BEGIN Listed entries
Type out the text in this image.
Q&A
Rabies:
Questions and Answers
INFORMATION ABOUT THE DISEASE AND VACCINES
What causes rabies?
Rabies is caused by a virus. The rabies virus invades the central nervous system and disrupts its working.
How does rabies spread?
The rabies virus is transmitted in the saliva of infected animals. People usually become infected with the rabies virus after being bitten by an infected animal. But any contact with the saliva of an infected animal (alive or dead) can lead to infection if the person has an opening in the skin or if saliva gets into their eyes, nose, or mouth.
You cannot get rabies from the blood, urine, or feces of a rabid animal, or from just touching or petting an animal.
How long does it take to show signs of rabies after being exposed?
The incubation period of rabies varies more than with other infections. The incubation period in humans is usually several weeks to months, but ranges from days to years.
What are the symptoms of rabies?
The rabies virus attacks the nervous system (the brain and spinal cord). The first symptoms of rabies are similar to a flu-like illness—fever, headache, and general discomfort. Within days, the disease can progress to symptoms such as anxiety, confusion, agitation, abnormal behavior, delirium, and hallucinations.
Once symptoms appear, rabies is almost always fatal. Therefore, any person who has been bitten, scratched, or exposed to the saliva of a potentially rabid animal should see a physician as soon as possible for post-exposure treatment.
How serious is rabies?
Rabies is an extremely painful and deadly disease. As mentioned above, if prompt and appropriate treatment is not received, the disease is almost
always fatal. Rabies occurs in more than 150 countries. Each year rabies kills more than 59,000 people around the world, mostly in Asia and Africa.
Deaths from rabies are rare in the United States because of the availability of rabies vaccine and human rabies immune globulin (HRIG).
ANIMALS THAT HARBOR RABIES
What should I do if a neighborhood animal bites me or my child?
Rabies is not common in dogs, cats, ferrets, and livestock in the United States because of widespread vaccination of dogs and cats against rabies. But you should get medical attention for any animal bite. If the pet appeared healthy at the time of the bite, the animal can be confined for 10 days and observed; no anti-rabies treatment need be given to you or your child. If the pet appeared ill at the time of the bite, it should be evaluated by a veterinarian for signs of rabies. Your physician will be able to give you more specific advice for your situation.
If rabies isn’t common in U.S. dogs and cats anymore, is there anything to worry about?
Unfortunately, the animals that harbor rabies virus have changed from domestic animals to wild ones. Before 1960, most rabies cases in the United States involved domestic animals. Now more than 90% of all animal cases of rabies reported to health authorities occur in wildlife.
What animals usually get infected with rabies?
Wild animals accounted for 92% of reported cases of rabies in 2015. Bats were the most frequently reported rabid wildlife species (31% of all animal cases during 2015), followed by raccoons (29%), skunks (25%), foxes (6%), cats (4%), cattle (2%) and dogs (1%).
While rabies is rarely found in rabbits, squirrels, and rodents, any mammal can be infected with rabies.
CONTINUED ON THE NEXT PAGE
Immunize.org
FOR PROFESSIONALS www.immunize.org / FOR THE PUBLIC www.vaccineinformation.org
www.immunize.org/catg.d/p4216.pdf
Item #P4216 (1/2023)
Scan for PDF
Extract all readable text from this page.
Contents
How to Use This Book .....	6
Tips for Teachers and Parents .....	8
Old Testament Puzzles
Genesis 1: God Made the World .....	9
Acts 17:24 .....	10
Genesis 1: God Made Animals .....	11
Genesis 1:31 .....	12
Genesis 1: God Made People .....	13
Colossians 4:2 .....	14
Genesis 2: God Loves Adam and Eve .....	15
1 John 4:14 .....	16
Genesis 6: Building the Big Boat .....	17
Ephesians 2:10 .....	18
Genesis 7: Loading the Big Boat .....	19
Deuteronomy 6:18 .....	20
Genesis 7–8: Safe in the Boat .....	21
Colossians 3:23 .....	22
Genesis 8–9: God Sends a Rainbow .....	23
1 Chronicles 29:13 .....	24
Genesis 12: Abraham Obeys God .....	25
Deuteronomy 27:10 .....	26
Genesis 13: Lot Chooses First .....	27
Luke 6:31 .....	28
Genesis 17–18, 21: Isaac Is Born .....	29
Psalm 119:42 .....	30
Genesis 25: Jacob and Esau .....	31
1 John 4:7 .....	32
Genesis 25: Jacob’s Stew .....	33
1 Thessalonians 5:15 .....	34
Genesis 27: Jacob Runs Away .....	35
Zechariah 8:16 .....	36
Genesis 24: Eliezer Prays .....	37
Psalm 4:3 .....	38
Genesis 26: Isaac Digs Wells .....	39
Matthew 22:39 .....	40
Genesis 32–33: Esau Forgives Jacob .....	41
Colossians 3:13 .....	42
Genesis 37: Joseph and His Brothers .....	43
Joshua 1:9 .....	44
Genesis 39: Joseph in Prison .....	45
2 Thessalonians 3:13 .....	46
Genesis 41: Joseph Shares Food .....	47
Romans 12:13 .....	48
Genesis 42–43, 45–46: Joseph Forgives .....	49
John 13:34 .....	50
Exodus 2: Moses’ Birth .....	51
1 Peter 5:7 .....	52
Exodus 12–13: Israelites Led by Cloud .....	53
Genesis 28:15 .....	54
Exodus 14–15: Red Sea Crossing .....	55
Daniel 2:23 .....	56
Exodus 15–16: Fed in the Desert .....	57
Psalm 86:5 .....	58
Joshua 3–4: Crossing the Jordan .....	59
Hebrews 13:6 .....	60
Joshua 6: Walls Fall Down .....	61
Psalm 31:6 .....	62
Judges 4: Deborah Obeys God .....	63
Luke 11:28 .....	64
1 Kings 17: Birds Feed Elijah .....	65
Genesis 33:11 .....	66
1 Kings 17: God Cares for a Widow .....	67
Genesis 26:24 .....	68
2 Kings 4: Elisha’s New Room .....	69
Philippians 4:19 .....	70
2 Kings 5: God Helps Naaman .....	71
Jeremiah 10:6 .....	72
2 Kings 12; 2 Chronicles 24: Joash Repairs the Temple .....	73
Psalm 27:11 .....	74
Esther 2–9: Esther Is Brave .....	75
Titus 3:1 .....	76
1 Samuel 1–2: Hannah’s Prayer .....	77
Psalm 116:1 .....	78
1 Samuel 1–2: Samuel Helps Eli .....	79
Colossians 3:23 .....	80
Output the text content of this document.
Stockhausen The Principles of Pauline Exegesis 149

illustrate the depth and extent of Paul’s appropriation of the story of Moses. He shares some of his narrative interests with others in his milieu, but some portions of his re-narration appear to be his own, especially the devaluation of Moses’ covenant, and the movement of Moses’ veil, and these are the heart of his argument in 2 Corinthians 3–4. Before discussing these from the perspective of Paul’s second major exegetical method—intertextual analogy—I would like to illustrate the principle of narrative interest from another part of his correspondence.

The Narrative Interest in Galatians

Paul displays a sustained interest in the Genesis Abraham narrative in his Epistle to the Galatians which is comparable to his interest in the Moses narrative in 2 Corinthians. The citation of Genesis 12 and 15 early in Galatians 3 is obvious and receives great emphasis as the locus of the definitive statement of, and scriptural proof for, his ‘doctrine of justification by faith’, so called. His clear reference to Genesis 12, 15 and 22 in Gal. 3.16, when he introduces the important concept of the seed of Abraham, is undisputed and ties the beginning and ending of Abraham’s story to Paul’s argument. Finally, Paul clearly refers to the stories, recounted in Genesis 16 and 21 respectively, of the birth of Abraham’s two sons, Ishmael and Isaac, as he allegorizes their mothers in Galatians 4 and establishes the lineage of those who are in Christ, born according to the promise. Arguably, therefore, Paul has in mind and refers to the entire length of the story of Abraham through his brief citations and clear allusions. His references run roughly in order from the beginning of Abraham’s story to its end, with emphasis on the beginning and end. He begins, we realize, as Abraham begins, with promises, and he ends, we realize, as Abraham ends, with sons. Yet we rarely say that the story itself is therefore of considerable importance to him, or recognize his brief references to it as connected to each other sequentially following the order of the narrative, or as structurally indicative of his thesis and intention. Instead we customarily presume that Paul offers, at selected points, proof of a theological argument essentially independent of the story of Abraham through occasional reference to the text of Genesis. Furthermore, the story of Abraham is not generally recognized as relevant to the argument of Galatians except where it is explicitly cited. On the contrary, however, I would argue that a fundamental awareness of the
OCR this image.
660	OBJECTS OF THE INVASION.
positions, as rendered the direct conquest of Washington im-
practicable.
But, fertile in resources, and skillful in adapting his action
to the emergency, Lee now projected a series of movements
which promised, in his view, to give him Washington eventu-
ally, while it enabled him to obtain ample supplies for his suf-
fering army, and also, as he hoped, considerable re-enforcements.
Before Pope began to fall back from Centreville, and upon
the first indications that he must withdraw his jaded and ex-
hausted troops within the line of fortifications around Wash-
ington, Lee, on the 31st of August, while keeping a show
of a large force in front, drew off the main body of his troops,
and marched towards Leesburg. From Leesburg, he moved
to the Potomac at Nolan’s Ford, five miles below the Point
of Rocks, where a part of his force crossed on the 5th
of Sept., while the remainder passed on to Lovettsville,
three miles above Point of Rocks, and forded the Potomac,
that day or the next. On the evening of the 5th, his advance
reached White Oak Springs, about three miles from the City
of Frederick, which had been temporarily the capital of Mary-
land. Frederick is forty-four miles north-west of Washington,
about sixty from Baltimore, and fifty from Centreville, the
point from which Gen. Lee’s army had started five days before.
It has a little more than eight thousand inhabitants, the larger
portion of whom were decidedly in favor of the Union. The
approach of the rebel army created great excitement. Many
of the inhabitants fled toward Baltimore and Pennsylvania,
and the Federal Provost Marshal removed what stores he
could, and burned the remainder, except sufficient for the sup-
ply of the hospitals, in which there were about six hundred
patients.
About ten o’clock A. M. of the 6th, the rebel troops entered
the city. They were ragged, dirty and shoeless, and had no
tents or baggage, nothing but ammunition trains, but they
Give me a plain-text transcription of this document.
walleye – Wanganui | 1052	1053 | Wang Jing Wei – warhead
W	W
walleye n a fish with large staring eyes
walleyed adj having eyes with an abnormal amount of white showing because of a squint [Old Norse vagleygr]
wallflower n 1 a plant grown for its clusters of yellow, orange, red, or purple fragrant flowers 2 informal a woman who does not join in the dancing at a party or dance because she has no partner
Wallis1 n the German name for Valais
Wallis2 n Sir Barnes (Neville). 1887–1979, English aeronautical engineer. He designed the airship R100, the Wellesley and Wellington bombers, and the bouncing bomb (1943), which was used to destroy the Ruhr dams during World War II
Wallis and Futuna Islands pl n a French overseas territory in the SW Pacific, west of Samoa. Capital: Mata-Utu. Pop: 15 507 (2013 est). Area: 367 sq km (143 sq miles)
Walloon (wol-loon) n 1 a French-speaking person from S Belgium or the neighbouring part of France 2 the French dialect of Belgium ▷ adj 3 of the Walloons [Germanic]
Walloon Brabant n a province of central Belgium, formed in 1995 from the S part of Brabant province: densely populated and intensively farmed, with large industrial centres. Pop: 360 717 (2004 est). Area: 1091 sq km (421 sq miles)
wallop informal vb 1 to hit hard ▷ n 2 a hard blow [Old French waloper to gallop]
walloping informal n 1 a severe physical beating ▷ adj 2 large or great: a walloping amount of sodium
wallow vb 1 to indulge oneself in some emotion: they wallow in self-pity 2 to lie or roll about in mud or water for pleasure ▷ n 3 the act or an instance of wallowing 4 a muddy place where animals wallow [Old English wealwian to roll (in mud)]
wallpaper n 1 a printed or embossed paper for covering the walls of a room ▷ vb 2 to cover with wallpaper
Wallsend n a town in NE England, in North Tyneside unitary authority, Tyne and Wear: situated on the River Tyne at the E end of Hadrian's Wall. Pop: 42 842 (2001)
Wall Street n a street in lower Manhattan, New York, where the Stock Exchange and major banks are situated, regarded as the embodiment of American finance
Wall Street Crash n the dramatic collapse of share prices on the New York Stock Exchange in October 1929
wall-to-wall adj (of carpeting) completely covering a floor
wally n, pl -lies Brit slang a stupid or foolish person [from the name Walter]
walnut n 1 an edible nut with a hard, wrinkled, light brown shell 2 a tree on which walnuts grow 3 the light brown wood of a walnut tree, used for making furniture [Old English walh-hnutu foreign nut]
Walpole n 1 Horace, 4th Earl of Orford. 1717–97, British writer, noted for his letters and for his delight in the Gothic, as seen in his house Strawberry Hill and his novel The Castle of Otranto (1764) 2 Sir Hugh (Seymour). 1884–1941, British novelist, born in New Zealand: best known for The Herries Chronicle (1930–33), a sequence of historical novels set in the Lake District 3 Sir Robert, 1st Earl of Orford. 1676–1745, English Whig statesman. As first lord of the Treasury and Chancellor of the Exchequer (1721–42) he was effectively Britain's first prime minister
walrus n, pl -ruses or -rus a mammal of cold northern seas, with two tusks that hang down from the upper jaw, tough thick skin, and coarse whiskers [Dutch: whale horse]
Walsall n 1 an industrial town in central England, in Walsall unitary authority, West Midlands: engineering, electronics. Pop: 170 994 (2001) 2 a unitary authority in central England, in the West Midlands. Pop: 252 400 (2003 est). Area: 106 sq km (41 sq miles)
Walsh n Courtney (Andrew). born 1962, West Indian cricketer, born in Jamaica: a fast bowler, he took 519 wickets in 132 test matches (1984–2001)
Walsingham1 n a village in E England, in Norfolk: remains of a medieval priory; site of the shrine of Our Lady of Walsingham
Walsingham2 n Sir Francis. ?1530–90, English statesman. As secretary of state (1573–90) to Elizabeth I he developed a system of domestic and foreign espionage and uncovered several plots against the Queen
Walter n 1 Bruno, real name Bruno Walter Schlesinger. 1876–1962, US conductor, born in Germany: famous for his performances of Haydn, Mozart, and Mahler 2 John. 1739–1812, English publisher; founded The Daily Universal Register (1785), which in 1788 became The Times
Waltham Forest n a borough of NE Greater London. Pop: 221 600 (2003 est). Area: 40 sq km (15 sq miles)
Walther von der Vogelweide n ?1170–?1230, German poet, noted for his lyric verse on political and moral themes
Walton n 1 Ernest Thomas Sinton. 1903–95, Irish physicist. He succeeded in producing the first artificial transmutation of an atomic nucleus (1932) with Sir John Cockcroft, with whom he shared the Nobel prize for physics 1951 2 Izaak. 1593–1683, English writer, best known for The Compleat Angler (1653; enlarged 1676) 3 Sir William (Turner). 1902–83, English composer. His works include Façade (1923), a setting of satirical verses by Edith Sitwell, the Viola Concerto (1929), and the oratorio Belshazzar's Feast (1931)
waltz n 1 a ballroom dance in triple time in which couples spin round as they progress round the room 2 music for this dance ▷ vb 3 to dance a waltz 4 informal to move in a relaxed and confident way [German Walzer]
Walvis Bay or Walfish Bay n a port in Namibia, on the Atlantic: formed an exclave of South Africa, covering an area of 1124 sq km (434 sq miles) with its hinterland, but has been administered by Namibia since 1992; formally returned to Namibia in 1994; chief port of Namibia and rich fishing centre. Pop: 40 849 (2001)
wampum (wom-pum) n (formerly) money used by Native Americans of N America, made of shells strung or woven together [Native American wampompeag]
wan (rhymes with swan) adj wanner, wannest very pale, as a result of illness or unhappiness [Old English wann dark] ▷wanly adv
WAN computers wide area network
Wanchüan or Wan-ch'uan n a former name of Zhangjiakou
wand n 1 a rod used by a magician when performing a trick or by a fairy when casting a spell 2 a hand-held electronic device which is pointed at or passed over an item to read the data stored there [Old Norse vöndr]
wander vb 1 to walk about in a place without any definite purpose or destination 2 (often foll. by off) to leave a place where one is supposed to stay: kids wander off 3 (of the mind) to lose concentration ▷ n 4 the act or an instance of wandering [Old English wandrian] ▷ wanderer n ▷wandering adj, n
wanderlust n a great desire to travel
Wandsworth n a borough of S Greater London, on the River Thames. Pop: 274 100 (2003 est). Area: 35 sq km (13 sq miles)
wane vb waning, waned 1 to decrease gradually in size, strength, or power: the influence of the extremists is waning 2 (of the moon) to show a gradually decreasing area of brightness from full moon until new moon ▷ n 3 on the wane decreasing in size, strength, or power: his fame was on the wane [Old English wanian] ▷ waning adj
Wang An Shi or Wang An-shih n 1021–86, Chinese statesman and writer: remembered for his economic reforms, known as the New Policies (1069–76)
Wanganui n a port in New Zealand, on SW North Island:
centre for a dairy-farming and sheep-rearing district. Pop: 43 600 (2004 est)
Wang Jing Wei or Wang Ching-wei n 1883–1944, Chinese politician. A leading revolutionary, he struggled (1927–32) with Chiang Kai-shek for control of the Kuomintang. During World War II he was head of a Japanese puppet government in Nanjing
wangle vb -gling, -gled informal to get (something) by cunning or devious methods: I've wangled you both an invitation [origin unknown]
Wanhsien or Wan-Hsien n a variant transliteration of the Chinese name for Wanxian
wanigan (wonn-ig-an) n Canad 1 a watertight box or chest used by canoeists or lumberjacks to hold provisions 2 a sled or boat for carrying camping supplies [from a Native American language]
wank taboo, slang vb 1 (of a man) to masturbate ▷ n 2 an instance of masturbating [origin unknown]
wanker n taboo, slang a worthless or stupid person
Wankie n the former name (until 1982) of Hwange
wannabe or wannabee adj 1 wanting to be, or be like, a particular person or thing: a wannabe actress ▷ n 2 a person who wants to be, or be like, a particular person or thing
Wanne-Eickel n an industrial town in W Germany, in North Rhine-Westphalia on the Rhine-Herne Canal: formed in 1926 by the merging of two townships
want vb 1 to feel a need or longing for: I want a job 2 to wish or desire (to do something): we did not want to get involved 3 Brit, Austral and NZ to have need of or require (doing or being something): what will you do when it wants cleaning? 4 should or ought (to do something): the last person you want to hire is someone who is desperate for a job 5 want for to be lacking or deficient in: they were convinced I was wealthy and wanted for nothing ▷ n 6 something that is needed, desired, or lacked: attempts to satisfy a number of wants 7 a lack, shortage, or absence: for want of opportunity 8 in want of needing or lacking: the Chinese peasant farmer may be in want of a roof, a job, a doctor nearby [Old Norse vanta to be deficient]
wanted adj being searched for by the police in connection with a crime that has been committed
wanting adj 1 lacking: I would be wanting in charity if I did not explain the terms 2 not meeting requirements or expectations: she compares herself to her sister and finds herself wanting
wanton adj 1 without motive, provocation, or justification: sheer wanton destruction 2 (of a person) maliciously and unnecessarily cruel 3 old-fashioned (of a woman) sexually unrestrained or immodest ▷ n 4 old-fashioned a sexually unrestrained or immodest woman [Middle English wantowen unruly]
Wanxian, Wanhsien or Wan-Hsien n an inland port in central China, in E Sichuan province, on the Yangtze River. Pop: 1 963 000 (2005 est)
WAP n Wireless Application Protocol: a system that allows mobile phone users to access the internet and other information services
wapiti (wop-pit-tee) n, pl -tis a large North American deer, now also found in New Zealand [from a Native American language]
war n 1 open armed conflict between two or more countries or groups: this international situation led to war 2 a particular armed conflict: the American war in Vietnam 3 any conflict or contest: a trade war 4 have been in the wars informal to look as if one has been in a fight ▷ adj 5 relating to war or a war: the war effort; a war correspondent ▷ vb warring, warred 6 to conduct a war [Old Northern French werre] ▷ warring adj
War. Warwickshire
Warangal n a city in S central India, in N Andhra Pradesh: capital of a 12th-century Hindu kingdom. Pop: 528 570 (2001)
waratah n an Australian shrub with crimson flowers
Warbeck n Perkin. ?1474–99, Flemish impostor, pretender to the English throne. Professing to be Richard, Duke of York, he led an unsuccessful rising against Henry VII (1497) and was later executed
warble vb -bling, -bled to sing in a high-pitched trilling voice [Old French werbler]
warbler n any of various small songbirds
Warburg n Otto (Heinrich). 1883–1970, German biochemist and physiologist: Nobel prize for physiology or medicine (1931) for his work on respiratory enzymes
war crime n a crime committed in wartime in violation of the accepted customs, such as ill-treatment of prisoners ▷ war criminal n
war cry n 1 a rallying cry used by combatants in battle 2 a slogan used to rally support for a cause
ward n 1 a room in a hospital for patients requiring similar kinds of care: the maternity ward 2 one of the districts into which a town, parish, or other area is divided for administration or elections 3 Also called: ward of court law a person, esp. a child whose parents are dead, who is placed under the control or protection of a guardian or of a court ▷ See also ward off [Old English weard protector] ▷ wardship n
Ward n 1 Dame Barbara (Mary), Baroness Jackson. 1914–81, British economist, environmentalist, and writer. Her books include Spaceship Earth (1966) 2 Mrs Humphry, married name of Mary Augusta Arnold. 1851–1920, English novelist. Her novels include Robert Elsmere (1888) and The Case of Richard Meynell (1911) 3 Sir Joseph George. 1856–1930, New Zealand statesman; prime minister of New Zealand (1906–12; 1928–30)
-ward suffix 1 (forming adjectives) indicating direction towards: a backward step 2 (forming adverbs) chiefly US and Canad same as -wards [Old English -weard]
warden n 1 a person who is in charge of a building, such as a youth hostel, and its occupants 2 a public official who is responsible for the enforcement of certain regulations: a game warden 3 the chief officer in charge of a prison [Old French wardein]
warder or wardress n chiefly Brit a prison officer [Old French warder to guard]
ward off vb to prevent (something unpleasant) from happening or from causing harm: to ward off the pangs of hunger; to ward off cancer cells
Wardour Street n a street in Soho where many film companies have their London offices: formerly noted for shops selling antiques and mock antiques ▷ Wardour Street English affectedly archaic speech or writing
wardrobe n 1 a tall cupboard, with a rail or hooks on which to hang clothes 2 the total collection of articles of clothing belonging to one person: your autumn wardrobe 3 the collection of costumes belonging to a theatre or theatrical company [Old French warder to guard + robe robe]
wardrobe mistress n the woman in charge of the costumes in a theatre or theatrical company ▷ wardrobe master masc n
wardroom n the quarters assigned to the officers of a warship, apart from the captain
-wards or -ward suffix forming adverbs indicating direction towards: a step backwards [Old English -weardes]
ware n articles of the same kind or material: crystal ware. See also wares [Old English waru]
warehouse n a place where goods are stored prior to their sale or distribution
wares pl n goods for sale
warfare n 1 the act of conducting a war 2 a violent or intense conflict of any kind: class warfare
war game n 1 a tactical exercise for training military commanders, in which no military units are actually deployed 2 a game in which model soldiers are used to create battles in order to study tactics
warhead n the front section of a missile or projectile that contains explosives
END Listed entries
**How to complete this task**
Given the word "John", show every line of the records that contains it.

**Output of the task**
1 John 4:14 .....	16
1 John 4:7 .....	32
John 13:34 .....	50
Walter n 1 Bruno, real name Bruno Walter Schlesinger. 1876–1962, US conductor, born in Germany: famous for his performances of Haydn, Mozart, and Mahler 2 John. 1739–1812, English publisher; founded The Daily Universal Register (1785), which in 1788 became The Times
Walton n 1 Ernest Thomas Sinton. 1903–95, Irish physicist. He succeeded in producing the first artificial transmutation of an atomic nucleus (1932) with Sir John Cockcroft, with whom he shared the Nobel prize for physics 1951 2 Izaak. 1593–1683, English writer, best known for The Compleat Angler (1653; enlarged 1676) 3 Sir William (Turner). 1902–83, English composer. His works include Façade (1923), a setting of satirical verses by Edith Sitwell, the Viola Concerto (1929), and the oratorio Belshazzar's Feast (1931)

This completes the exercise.